* START *

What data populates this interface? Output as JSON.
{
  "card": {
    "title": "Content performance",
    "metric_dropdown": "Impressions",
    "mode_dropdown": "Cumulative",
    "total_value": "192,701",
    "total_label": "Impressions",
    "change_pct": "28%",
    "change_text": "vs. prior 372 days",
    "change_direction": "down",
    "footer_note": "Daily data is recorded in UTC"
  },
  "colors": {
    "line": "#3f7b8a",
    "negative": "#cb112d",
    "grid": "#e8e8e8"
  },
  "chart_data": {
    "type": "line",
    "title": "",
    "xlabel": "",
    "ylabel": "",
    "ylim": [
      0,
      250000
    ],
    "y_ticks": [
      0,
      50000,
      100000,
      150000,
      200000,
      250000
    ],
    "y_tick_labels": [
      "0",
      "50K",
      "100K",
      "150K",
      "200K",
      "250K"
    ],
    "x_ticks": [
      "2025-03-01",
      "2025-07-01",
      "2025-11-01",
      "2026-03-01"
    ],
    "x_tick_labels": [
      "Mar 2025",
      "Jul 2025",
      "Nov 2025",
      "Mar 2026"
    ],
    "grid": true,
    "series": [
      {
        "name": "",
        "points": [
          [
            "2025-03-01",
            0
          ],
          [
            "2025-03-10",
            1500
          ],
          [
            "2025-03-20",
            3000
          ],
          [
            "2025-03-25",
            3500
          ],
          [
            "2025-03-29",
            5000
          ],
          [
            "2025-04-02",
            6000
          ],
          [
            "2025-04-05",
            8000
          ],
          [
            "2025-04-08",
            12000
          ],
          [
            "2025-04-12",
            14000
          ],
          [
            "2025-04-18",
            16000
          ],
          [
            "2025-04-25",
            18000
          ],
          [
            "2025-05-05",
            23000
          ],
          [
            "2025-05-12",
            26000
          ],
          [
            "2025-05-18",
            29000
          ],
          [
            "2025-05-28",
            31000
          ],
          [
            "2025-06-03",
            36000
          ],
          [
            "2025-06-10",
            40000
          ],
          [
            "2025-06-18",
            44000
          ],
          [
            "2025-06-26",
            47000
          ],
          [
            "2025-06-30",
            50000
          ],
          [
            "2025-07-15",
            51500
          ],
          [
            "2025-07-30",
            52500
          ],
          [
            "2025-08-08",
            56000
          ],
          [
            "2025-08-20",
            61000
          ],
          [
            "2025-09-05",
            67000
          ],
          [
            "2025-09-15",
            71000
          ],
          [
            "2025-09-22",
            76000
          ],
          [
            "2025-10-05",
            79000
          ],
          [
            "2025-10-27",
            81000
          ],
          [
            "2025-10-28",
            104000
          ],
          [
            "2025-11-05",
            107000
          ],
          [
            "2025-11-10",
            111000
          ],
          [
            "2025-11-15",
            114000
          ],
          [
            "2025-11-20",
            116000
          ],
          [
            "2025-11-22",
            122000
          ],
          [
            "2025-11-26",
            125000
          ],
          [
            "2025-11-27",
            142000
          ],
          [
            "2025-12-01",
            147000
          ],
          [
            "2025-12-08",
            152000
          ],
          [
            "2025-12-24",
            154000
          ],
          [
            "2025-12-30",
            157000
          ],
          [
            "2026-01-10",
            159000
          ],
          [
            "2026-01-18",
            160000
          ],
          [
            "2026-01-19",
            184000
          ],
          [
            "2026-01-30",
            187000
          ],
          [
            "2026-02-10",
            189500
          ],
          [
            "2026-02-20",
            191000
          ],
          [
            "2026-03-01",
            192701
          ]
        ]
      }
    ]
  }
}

* END *

» **Task**: Every record should be repeated exactly; please leave none out.

» **Task result**:
What data populates this interface? Output as JSON.
{
  "card": {
    "title": "Content performance",
    "metric_dropdown": "Impressions",
    "mode_dropdown": "Cumulative",
    "total_value": "192,701",
    "total_label": "Impressions",
    "change_pct": "28%",
    "change_text": "vs. prior 372 days",
    "change_direction": "down",
    "footer_note": "Daily data is recorded in UTC"
  },
  "colors": {
    "line": "#3f7b8a",
    "negative": "#cb112d",
    "grid": "#e8e8e8"
  },
  "chart_data": {
    "type": "line",
    "title": "",
    "xlabel": "",
    "ylabel": "",
    "ylim": [
      0,
      250000
    ],
    "y_ticks": [
      0,
      50000,
      100000,
      150000,
      200000,
      250000
    ],
    "y_tick_labels": [
      "0",
      "50K",
      "100K",
      "150K",
      "200K",
      "250K"
    ],
    "x_ticks": [
      "2025-03-01",
      "2025-07-01",
      "2025-11-01",
      "2026-03-01"
    ],
    "x_tick_labels": [
      "Mar 2025",
      "Jul 2025",
      "Nov 2025",
      "Mar 2026"
    ],
    "grid": true,
    "series": [
      {
        "name": "",
        "points": [
          [
            "2025-03-01",
            0
          ],
          [
            "2025-03-10",
            1500
          ],
          [
            "2025-03-20",
            3000
          ],
          [
            "2025-03-25",
            3500
          ],
          [
            "2025-03-29",
            5000
          ],
          [
            "2025-04-02",
            6000
          ],
          [
            "2025-04-05",
            8000
          ],
          [
            "2025-04-08",
            12000
          ],
          [
            "2025-04-12",
            14000
          ],
          [
            "2025-04-18",
            16000
          ],
          [
            "2025-04-25",
            18000
          ],
          [
            "2025-05-05",
            23000
          ],
          [
            "2025-05-12",
            26000
          ],
          [
            "2025-05-18",
            29000
          ],
          [
            "2025-05-28",
            31000
          ],
          [
            "2025-06-03",
            36000
          ],
          [
            "2025-06-10",
            40000
          ],
          [
            "2025-06-18",
            44000
          ],
          [
            "2025-06-26",
            47000
          ],
          [
            "2025-06-30",
            50000
          ],
          [
            "2025-07-15",
            51500
          ],
          [
            "2025-07-30",
            52500
          ],
          [
            "2025-08-08",
            56000
          ],
          [
            "2025-08-20",
            61000
          ],
          [
            "2025-09-05",
            67000
          ],
          [
            "2025-09-15",
            71000
          ],
          [
            "2025-09-22",
            76000
          ],
          [
            "2025-10-05",
            79000
          ],
          [
            "2025-10-27",
            81000
          ],
          [
            "2025-10-28",
            104000
          ],
          [
            "2025-11-05",
            107000
          ],
          [
            "2025-11-10",
            111000
          ],
          [
            "2025-11-15",
            114000
          ],
          [
            "2025-11-20",
            116000
          ],
          [
            "2025-11-22",
            122000
          ],
          [
            "2025-11-26",
            125000
          ],
          [
            "2025-11-27",
            142000
          ],
          [
            "2025-12-01",
            147000
          ],
          [
            "2025-12-08",
            152000
          ],
          [
            "2025-12-24",
            154000
          ],
          [
            "2025-12-30",
            157000
          ],
          [
            "2026-01-10",
            159000
          ],
          [
            "2026-01-18",
            160000
          ],
          [
            "2026-01-19",
            184000
          ],
          [
            "2026-01-30",
            187000
          ],
          [
            "2026-02-10",
            189500
          ],
          [
            "2026-02-20",
            191000
          ],
          [
            "2026-03-01",
            192701
          ]
        ]
      }
    ]
  }
}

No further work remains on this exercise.